## Brief 1
Answer these questions using the forum thread on bench chisels:
(a) Which three chisel options does Brink suggest?
(b) What color are the handles on the Marples chisels Steve Smith bought?
(c) What per-chisel price does Joe Williams consider worthwhile for vintage Stanley 750s?
## Brief 2
Continue the forum thread on bench chisels from the point where it ends.

# Help! Need some advice



## Deanoside (Feb 26, 2018)

I'm in the market for A new set of bench chisles and Am wanting some suggestions from you guys on what is good for your money without breaking the bank


----------



## CWS (Feb 26, 2018)

No help here. My bank is always broken.

Reactions: Like 1


----------



## Brink (Feb 26, 2018)

Look at Narex, Stanley Fat Max or Stanley 750

Reactions: Like 1


----------



## Steve Smith (Feb 27, 2018)

I bought a set of the blue handled Marples chisels and they do me just fine for general work. They aren't made of any fancy steel so they need to be sharpened more often, but the value is quite good.

I also have a few specialty chisels from Blue Spruce and some Japanese dovetail chisels (mid grade) I bought specifically for dovetail work.

https://woodbarter.com/threads/blue-spruce-chisels.23153/

Reactions: Informative 1


----------



## Nature Man (Feb 27, 2018)

Narex are on my want list. I've only heard good things about them. Chuck

Reactions: Like 1


----------



## woodtickgreg (Feb 28, 2018)

I have also heard good things about 2 cherries brand. And I agree, for daily beaters nothing wrong with the marbles chiseled, learn to sharpen and they will serve the budget wood worker just fine.
I'm constantly searching the flea markets for a good set of socket chisels.

Reactions: Thank You! 1


----------



## Joe Williams (Mar 1, 2018)

Deanoside said:


> I'm in the market for A new set of bench chisles and Am wanting some suggestions from you guys on what is good for your money without breaking the bank



I am by far an expert but I do use chisels a lot for dovetails, general mortises etc. The vintage Stanley 750's are great, they aren't dirt cheap anymore and ebay or other large sites seem to think they are the best tools in existence but if you can get them for 20 dollars or less a chisel I think you have a great chisel. 

Here is what I feel is the most important advice that I wish I knew when I started and before I bought a set of chisels:

1. You need a few chisels.
2. You need the sizes you didn't think you needed.
3. Get the kind that sell so you can sell what you buy mistakenly!

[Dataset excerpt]
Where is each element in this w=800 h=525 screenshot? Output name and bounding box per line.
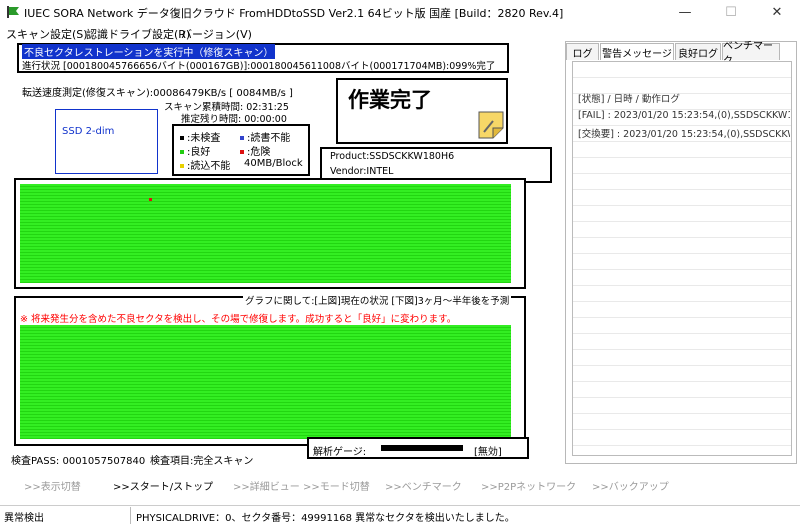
done-label: 作業完了 xyxy=(348,88,432,112)
status-headline: 不良セクタレストレーションを実行中（修復スキャン） xyxy=(22,44,276,59)
analysis-gauge-bar xyxy=(381,445,463,451)
forecast-graph xyxy=(20,325,511,439)
repair-warning: ※ 将来発生分を含めた不良セクタを検出し、その場で修復します。成功すると「良好」… xyxy=(20,314,457,325)
drive-box[interactable] xyxy=(55,109,158,174)
legend-unchecked: :未検査 xyxy=(180,129,220,144)
menu-drive-settings[interactable]: 認識ドライブ設定(R) xyxy=(86,26,190,42)
graph-caption: グラフに関して:[上図]現在の状況 [下図]3ヶ月～半年後を予測 xyxy=(243,293,512,307)
gauge-state: [無効] xyxy=(474,447,502,458)
menu-scan-settings[interactable]: スキャン設定(S) xyxy=(6,26,88,42)
legend-read-write-error: :読書不能 xyxy=(240,129,290,144)
backup-button[interactable]: >>バックアップ xyxy=(592,478,669,493)
log-entry[interactable]: [FAIL] : 2023/01/20 15:23:54,(0),SSDSCKK… xyxy=(578,110,790,121)
log-entry[interactable]: [交換要] : 2023/01/20 15:23:54,(0),SSDSCKKW… xyxy=(578,126,790,140)
vendor-name: Vendor:INTEL xyxy=(330,166,394,177)
p2p-network-button[interactable]: >>P2Pネットワーク xyxy=(481,478,576,493)
legend-unreadable: :読込不能 xyxy=(180,157,230,172)
maximize-button[interactable]: ☐ xyxy=(708,0,754,24)
legend-danger: :危険 xyxy=(240,143,270,158)
gauge-label: 解析ゲージ: xyxy=(313,447,367,458)
current-status-graph xyxy=(20,184,511,283)
menu-version[interactable]: バージョン(V) xyxy=(181,26,252,42)
tab-benchmark[interactable]: ベンチマーク xyxy=(722,41,780,67)
transfer-speed: 転送速度測定(修復スキャン):00086479KB/s [ 0084MB/s ] xyxy=(22,88,293,99)
app-icon xyxy=(6,5,20,19)
tab-good-log[interactable]: 良好ログ xyxy=(675,43,721,60)
drive-name: SSD 2-dim xyxy=(62,126,115,137)
toggle-view-button[interactable]: >>表示切替 xyxy=(24,478,81,493)
note-icon xyxy=(478,111,504,139)
remaining-time: 推定残り時間: 00:00:00 xyxy=(181,114,287,125)
legend-block-size: 40MB/Block xyxy=(244,158,303,169)
log-header: [状態] / 日時 / 動作ログ xyxy=(578,94,680,105)
pass-count: 検査PASS: 0001057507840 xyxy=(11,456,146,467)
tab-log[interactable]: ログ xyxy=(566,43,599,60)
legend-good: :良好 xyxy=(180,143,210,158)
mode-switch-button[interactable]: >>モード切替 xyxy=(303,478,370,493)
danger-sector-marker xyxy=(149,198,152,201)
legend-dot-unreadable xyxy=(180,164,184,168)
status-message: PHYSICALDRIVE：0、セクタ番号：49991168 異常なセクタを検出… xyxy=(136,513,515,524)
benchmark-button[interactable]: >>ベンチマーク xyxy=(385,478,462,493)
scan-item: 検査項目:完全スキャン xyxy=(150,456,254,467)
legend-dot-read-write-error xyxy=(240,136,244,140)
status-left: 異常検出 xyxy=(4,513,44,524)
detail-view-button[interactable]: >>詳細ビュー xyxy=(233,478,300,493)
minimize-button[interactable]: — xyxy=(662,0,708,24)
window-title: IUEC SORA Network データ復旧クラウド FromHDDtoSSD… xyxy=(24,7,564,20)
tab-warning-messages[interactable]: 警告メッセージ xyxy=(600,43,674,60)
close-button[interactable]: ✕ xyxy=(754,0,800,24)
product-name: Product:SSDSCKKW180H6 xyxy=(330,151,455,162)
legend-dot-unchecked xyxy=(180,136,184,140)
start-stop-button[interactable]: >>スタート/ストップ xyxy=(113,478,213,493)
progress-text: 進行状況 [000180045766656バイト(000167GB)]:0001… xyxy=(22,61,496,72)
status-divider xyxy=(130,507,131,524)
legend-dot-danger xyxy=(240,150,244,154)
legend-dot-good xyxy=(180,150,184,154)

## Exercise output 1
(a) Narex, Stanley Fat Max, or Stanley 750
(b) Blue
(c) 20 dollars or less a chisel

## Exercise output 2
So you don't need 12 chisels yet, maybe someday you will, in several years of using chisels there are a lot I haven't used in my sets. Think hard about what you will be doing and then get a chisel or two in sizes you can use. I use pretty much 3/8, 5/8 and 3/4 and 7/8 almost exclusively. 
For inlay I sometimes use the 1/8 and 1/4 but not very often because those are large for most stringing I do. The point is you aren't needing 10 chisels but you may really use 3 a lot.

On the selling point, I have learned that the 55.00 Lie Nielsen Chisel which is a good chisel, not the absolute finest but certainly a damn nice tool will actually sell for more than I paid for it on ebay. I do not know why, I just know that a Lie-Nielsen tool will always be worth at least what I paid even if it's used. I can buy them and never have to worry that I am stuck with a mistaken purchase. When I bought my first set of chisels I bought every Chisel Lie-Nielsen made. All the bench, all the mortise (at the time they had no skew, corner etc) and I even bought their leather tool rolls. After a year I found I hated the tool rolls, I never used most of the chisels and I found that the one I thought I would use the least I used a ton, which was the silly 1/10 mortise - This is because it's important for wood planes which I had no idea I would be making.
I sold all the extras on ebay and even the tool rolls for more than I paid, I found that my favorite tool roll of like a dozen I tried was the cheaper Blue Spruce canvas version, they are perfect for me.

Some tools like Blue Spruce chisels which are my dead set favorite actually sell for more because they often take a while to get, I understand that and I haven't sold any of them even though I have many I won't need because I didn't know better. Last thing I guess I would mention is you may think about getting a chisel that has a thin profile, Blue Spruce has 1/8" steel on their dovetail and paring and it's useful for getting into spaces sometimes. I haven't seen a lot with that thin a profile out there. 

Hope I haven't made things worse for you!

Reactions: Thank You! 1


----------



## Deanoside (Mar 3, 2018)

Thanks guys I Decided to go with the narex set . AFTER looking at multiple sets I decided close would be best for me.
I will definitely let you guys know how I like Them


----------



## Deanoside (Mar 5, 2018)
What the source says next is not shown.